● **Records to use**
******************************

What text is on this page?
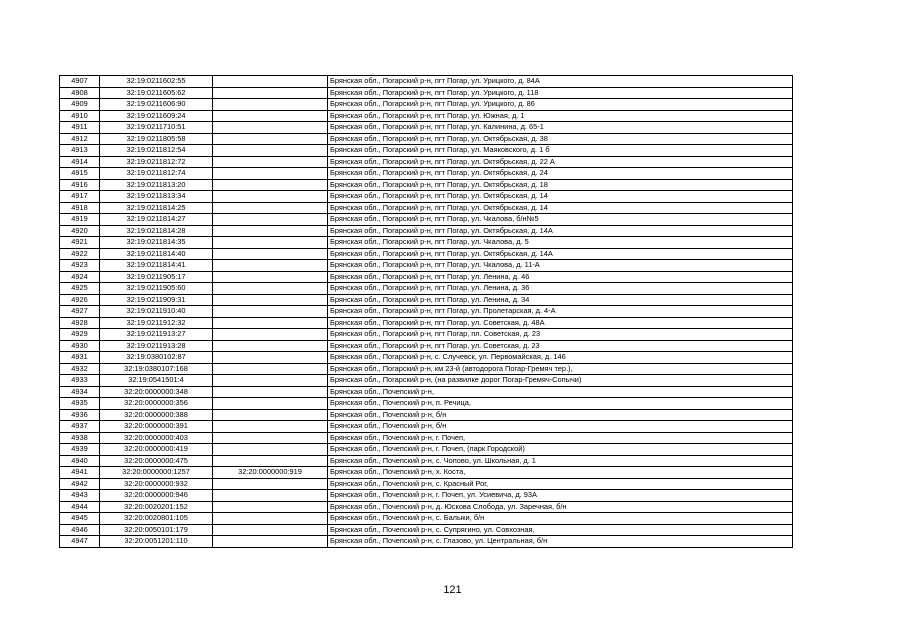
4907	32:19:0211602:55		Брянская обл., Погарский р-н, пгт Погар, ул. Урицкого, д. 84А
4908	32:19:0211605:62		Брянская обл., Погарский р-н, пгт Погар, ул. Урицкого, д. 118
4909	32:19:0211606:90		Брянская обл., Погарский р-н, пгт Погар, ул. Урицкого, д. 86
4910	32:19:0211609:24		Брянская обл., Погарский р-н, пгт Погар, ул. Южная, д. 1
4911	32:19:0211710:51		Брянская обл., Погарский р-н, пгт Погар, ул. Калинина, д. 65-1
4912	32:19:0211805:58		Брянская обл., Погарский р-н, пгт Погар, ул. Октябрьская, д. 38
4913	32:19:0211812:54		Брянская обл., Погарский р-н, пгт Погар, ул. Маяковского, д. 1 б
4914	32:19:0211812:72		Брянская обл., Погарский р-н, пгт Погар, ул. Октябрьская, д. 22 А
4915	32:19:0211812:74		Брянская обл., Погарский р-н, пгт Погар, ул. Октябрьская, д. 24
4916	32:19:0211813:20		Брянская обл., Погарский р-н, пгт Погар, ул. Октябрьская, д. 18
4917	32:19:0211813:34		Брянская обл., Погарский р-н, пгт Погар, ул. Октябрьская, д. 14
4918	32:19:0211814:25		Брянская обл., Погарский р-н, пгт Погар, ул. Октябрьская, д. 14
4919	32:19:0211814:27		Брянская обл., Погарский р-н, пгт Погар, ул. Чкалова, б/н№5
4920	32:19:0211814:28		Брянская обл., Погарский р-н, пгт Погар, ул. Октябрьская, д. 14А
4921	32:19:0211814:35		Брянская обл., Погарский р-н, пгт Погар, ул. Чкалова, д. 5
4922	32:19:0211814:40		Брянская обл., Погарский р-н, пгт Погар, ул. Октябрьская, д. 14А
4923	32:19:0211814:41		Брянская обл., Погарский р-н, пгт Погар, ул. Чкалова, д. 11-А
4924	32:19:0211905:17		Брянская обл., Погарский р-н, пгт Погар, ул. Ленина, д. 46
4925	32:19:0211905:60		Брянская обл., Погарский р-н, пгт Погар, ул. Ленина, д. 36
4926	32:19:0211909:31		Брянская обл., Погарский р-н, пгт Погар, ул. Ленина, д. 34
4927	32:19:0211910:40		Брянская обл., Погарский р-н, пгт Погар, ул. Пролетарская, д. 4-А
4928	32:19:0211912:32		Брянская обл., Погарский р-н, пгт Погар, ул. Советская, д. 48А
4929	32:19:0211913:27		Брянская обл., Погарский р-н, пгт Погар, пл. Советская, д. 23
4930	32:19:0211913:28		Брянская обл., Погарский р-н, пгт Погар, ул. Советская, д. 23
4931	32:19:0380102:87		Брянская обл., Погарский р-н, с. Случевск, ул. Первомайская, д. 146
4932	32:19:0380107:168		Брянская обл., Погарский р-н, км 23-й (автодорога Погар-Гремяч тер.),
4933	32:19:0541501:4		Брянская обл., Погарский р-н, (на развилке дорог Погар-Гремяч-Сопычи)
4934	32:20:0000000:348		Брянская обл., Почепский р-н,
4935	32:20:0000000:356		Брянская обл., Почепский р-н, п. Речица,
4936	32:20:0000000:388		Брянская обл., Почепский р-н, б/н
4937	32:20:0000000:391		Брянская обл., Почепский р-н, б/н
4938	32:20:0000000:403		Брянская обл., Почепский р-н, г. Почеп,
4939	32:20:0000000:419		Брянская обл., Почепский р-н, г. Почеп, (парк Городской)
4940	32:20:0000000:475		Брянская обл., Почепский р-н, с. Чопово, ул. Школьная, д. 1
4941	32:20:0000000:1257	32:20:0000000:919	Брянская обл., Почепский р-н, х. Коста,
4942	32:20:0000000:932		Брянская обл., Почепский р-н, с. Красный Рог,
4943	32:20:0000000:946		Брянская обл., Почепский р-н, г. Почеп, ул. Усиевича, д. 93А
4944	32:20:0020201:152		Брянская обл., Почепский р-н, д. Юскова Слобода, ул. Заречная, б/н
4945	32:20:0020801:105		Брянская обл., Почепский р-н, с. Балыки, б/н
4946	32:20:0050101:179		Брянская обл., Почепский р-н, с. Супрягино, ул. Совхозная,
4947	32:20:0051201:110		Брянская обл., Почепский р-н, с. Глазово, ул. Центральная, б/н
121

******************************

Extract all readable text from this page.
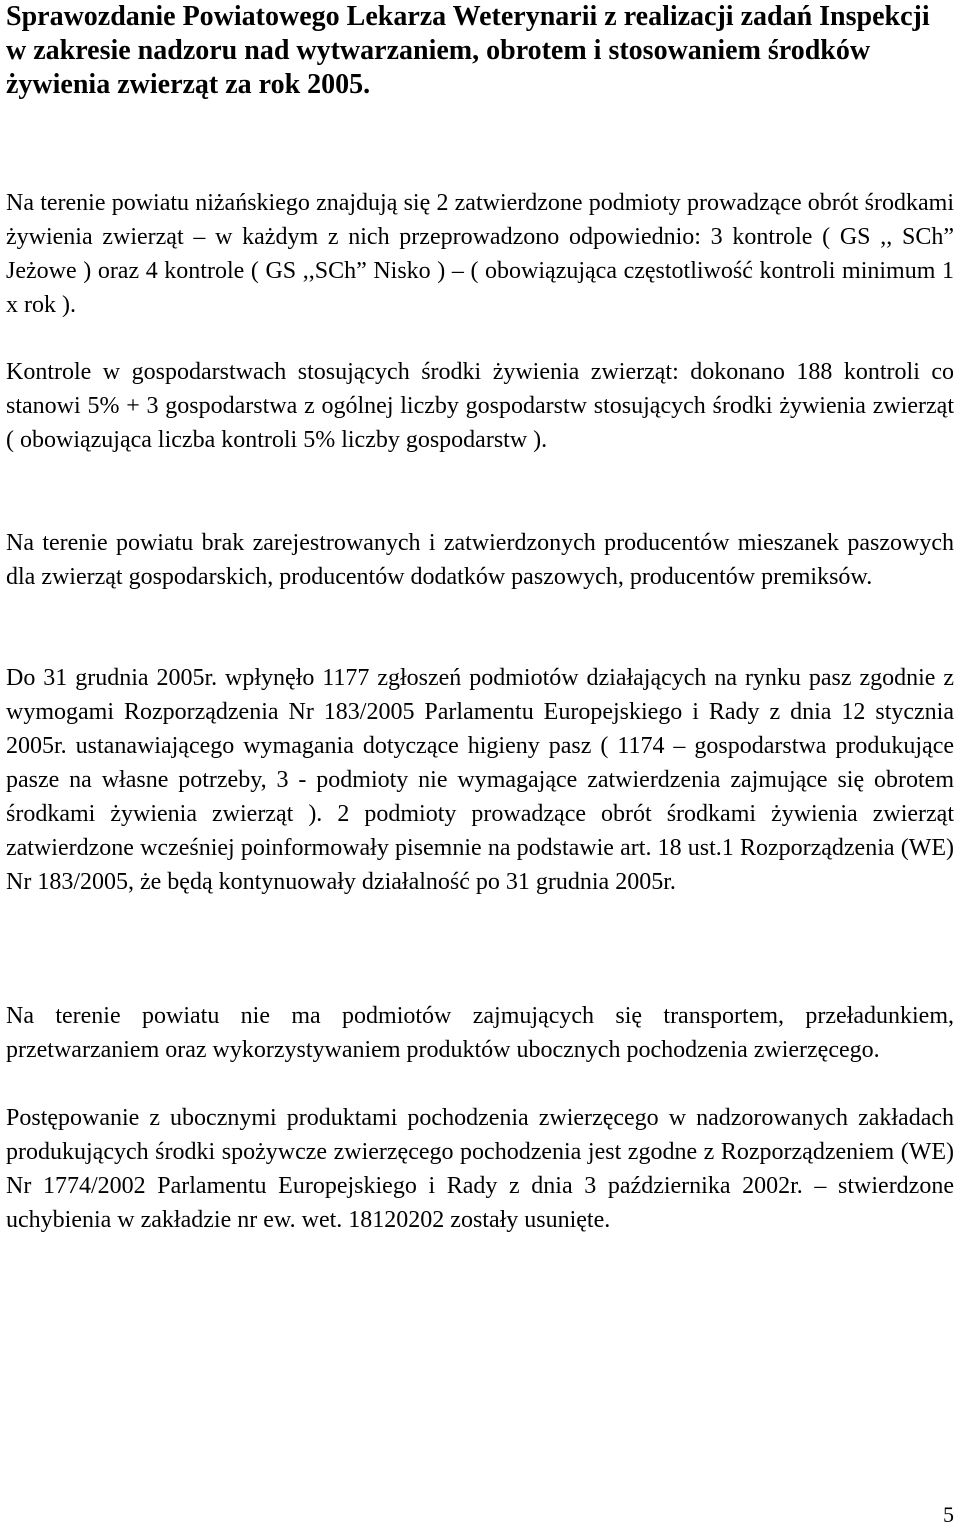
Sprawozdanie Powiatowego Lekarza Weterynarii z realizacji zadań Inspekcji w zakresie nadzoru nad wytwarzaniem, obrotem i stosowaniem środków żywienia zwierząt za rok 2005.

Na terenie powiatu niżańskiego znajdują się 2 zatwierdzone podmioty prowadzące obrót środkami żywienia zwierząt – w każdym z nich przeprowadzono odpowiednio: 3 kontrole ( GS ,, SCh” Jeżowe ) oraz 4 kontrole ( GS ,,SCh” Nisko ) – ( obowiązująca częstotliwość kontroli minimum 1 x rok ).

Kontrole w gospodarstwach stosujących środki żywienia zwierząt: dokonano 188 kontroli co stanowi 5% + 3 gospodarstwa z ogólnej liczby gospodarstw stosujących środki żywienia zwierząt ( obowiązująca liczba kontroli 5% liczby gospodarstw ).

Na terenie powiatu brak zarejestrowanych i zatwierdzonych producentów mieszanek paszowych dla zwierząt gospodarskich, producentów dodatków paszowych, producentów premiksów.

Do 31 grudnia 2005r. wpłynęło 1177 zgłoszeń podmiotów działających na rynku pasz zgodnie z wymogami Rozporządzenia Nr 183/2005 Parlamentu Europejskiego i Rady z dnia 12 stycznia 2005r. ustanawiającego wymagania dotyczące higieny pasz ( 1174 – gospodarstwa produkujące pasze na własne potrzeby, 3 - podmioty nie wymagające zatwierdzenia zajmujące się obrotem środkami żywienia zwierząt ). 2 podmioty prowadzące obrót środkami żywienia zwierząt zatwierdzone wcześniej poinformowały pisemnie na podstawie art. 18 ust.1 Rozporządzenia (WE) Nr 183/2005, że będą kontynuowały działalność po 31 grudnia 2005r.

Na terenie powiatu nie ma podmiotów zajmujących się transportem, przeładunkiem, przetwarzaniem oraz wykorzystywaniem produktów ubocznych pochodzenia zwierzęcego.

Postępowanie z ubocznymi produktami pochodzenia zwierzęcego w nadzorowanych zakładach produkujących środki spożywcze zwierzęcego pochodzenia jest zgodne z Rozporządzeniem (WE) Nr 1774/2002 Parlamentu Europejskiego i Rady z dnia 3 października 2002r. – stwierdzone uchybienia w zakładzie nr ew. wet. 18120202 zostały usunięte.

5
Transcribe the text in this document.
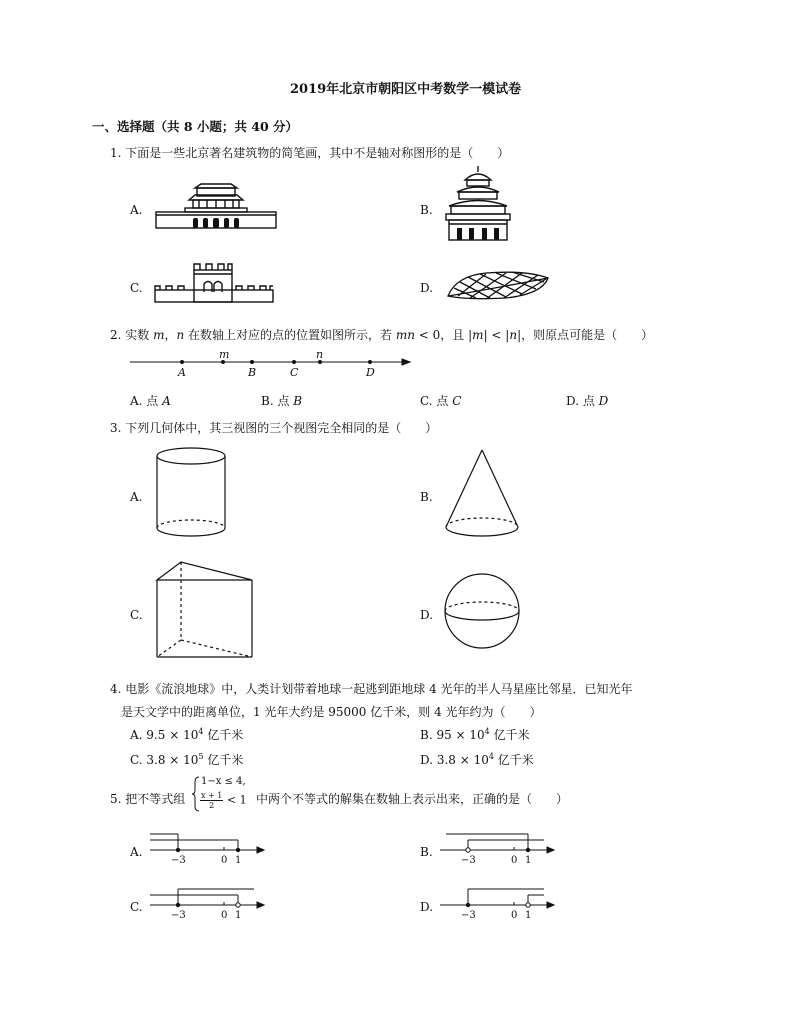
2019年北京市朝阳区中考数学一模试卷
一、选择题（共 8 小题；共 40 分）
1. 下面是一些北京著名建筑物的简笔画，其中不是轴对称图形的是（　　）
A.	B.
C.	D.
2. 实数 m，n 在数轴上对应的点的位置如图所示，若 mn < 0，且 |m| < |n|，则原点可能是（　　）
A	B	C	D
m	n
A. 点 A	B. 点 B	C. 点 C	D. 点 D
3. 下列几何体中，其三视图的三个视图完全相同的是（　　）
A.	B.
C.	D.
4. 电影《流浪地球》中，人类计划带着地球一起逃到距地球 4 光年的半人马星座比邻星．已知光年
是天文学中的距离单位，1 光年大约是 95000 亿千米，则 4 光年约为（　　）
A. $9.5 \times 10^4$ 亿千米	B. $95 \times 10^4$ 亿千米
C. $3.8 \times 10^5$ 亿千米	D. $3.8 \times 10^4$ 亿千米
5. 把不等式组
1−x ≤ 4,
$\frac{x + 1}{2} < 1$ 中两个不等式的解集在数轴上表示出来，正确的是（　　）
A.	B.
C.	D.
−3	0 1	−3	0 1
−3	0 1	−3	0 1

******************************

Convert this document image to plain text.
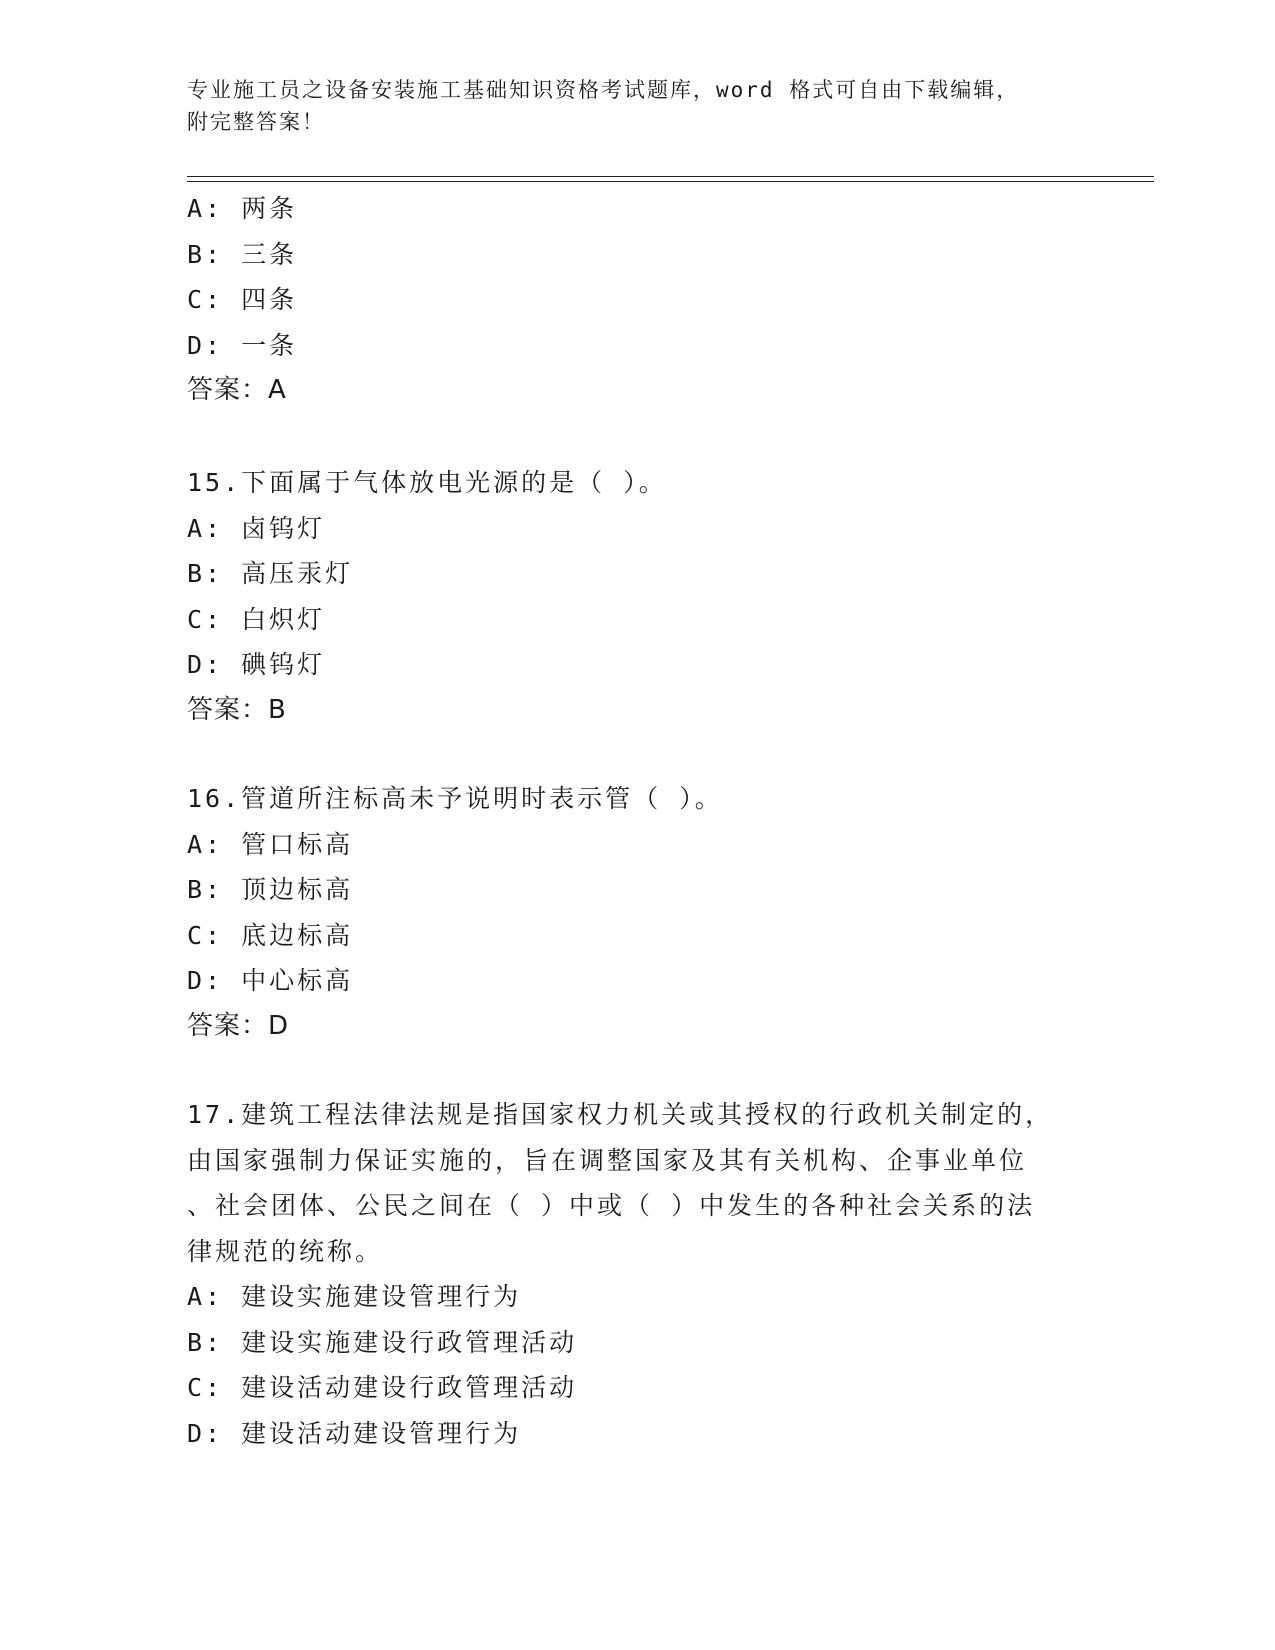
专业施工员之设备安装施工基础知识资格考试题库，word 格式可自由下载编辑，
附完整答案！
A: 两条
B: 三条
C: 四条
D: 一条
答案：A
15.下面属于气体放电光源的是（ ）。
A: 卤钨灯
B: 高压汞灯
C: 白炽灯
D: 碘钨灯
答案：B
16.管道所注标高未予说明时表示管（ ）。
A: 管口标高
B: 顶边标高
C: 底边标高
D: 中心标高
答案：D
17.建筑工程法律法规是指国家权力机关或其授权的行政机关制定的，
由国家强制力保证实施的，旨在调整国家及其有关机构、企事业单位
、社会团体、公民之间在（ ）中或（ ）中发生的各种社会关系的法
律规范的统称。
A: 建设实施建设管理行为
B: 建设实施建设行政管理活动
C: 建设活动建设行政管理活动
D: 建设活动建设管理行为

******************************

Extract each line holding the word "obrotem" from the records.

Sprawozdanie Powiatowego Lekarza Weterynarii z realizacji zadań Inspekcji w zakresie nadzoru nad wytwarzaniem, obrotem i stosowaniem środków żywienia zwierząt za rok 2005.
Do 31 grudnia 2005r. wpłynęło 1177 zgłoszeń podmiotów działających na rynku pasz zgodnie z wymogami Rozporządzenia Nr 183/2005 Parlamentu Europejskiego i Rady z dnia 12 stycznia 2005r. ustanawiającego wymagania dotyczące higieny pasz ( 1174 – gospodarstwa produkujące pasze na własne potrzeby, 3 - podmioty nie wymagające zatwierdzenia zajmujące się obrotem środkami żywienia zwierząt ). 2 podmioty prowadzące obrót środkami żywienia zwierząt zatwierdzone wcześniej poinformowały pisemnie na podstawie art. 18 ust.1 Rozporządzenia (WE) Nr 183/2005, że będą kontynuowały działalność po 31 grudnia 2005r.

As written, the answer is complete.